Identify each line below that contains the word "image", and copy it out.

Structured figure records
§ §

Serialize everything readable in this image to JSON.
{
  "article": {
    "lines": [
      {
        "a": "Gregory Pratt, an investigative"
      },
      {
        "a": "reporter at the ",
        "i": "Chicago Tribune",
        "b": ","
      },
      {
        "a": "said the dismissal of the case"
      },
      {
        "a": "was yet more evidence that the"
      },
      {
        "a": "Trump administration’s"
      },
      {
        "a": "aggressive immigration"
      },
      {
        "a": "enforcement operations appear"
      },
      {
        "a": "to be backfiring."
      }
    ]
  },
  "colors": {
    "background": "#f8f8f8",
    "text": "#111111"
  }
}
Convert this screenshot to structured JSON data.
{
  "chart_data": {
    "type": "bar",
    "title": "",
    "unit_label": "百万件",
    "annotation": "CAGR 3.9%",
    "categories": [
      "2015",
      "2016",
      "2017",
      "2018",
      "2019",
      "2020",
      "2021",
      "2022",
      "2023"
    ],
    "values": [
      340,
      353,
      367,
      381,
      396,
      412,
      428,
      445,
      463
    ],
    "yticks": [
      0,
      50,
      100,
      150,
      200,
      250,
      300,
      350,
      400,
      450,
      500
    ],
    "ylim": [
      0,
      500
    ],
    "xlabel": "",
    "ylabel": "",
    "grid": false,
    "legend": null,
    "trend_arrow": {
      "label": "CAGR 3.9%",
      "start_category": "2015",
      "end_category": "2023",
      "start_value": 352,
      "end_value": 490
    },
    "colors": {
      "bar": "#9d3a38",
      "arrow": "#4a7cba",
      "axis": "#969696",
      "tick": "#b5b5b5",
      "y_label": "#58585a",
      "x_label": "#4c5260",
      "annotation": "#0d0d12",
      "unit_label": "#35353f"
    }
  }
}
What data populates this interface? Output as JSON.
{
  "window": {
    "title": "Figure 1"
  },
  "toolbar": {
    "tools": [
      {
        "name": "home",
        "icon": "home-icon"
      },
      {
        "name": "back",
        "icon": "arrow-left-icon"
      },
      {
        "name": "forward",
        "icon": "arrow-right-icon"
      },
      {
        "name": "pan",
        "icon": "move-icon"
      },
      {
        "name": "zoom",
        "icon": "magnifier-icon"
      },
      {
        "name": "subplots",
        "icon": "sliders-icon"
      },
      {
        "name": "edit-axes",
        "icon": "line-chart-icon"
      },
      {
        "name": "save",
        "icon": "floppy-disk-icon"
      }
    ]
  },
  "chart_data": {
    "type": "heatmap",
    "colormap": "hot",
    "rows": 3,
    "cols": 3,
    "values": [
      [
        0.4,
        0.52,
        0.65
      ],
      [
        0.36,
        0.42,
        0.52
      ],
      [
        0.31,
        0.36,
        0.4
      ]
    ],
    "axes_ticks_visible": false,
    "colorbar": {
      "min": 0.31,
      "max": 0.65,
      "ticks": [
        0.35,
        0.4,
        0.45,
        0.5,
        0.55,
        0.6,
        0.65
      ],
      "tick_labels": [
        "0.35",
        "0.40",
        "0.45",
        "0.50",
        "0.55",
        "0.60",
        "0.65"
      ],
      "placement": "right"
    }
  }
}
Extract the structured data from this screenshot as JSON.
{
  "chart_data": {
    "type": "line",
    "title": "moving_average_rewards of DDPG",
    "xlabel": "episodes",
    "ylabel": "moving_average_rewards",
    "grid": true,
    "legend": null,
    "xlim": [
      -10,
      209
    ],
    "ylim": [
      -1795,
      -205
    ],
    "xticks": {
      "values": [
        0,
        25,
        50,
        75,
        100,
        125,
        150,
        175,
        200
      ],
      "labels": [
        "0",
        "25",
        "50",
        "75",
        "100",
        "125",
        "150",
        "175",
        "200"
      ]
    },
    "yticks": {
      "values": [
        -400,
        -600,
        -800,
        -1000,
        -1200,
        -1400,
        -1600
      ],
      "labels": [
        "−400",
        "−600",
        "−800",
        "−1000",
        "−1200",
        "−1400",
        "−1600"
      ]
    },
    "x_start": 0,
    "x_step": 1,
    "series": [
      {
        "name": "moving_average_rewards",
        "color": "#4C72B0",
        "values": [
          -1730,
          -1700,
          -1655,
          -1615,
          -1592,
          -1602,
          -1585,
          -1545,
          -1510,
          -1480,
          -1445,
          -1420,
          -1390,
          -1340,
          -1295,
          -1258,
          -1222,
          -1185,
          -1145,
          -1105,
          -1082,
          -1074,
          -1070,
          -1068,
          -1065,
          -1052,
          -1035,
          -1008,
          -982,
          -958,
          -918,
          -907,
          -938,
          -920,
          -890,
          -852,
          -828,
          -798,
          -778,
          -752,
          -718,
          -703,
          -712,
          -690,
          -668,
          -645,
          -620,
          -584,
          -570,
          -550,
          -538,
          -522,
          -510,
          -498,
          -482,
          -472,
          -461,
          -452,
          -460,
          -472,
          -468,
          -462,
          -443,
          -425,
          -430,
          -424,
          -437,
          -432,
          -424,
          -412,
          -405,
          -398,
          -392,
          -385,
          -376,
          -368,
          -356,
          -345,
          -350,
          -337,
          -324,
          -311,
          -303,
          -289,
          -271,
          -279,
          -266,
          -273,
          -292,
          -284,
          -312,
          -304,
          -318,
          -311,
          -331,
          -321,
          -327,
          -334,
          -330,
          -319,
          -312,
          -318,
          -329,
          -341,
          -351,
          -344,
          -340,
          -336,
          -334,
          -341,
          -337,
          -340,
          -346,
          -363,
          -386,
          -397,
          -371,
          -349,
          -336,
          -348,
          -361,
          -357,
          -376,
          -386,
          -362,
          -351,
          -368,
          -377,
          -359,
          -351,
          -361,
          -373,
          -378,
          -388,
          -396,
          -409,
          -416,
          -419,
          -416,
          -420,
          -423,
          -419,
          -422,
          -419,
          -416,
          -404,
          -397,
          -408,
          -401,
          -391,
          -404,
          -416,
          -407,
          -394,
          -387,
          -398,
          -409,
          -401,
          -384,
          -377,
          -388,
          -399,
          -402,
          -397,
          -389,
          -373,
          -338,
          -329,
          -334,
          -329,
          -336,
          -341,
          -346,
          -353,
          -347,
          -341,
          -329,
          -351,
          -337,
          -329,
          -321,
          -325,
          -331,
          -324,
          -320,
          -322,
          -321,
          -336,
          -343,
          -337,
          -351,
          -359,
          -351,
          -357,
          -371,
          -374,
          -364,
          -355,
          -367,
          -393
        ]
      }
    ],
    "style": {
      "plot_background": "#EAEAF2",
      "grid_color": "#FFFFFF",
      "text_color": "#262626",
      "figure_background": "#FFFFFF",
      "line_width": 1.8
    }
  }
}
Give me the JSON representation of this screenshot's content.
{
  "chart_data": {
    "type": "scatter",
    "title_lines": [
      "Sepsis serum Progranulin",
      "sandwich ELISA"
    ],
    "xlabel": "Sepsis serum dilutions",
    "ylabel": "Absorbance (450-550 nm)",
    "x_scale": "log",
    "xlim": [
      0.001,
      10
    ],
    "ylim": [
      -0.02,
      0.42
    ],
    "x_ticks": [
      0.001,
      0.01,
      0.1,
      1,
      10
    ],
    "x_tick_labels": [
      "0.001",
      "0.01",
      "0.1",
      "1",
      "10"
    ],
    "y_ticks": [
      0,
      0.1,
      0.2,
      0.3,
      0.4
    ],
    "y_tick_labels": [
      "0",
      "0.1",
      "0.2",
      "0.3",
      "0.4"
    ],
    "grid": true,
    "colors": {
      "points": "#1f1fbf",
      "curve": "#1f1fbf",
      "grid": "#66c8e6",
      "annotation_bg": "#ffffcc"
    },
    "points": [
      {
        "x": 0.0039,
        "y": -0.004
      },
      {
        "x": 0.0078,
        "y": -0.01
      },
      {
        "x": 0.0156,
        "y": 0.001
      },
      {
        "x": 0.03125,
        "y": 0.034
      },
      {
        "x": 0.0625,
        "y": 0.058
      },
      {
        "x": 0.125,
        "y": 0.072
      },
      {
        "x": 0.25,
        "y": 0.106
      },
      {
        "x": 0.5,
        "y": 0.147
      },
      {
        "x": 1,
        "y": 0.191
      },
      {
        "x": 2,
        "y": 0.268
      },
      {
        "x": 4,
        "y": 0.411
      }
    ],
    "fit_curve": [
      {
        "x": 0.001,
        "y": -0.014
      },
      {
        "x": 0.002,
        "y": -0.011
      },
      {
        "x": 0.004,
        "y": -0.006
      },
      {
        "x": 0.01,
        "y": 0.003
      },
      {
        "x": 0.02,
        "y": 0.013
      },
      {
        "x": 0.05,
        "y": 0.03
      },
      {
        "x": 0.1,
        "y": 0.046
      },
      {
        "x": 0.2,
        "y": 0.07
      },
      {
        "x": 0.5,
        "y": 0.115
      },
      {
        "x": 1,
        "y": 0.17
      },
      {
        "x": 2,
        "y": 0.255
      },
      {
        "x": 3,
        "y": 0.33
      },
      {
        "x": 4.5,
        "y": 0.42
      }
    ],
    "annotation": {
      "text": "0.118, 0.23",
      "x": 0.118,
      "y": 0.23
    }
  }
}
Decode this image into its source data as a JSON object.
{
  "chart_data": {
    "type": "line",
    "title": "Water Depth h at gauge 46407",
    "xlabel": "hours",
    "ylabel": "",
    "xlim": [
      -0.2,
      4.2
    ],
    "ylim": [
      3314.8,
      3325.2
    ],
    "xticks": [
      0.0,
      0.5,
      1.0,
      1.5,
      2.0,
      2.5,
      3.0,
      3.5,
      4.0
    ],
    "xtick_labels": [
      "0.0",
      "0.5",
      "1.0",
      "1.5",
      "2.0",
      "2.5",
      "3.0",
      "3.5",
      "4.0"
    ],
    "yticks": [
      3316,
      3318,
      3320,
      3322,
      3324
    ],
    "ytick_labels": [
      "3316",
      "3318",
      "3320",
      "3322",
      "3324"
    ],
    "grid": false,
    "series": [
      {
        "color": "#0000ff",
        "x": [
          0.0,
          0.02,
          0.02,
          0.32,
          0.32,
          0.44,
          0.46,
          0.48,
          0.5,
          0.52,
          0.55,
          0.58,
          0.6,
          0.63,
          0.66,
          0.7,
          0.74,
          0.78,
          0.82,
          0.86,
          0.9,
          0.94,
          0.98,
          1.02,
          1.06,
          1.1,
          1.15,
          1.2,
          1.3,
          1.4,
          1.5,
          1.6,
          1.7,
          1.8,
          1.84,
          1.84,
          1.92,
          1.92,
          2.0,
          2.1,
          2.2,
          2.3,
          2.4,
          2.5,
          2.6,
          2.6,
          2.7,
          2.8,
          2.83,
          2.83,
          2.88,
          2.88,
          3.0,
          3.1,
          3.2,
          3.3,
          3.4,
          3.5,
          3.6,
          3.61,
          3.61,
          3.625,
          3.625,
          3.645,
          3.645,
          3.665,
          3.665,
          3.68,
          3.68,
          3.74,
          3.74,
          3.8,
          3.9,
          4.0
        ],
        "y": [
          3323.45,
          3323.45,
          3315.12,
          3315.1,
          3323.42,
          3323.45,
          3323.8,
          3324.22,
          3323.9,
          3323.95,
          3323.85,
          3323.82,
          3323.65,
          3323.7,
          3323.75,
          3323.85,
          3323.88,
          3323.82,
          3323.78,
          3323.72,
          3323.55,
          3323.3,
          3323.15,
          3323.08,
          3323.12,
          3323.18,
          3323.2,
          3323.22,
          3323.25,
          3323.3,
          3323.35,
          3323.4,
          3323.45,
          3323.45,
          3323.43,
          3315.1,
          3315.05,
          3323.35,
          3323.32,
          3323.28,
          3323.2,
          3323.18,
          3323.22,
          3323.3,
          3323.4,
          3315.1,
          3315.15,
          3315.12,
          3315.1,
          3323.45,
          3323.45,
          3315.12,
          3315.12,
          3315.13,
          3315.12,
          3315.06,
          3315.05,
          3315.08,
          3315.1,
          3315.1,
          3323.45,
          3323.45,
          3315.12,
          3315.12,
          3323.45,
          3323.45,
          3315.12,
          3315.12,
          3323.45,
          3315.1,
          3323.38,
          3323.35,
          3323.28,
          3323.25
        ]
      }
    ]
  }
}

§ §

> [Exercise response]:
Serialize everything readable in this image to JSON.
Decode this image into its source data as a JSON object.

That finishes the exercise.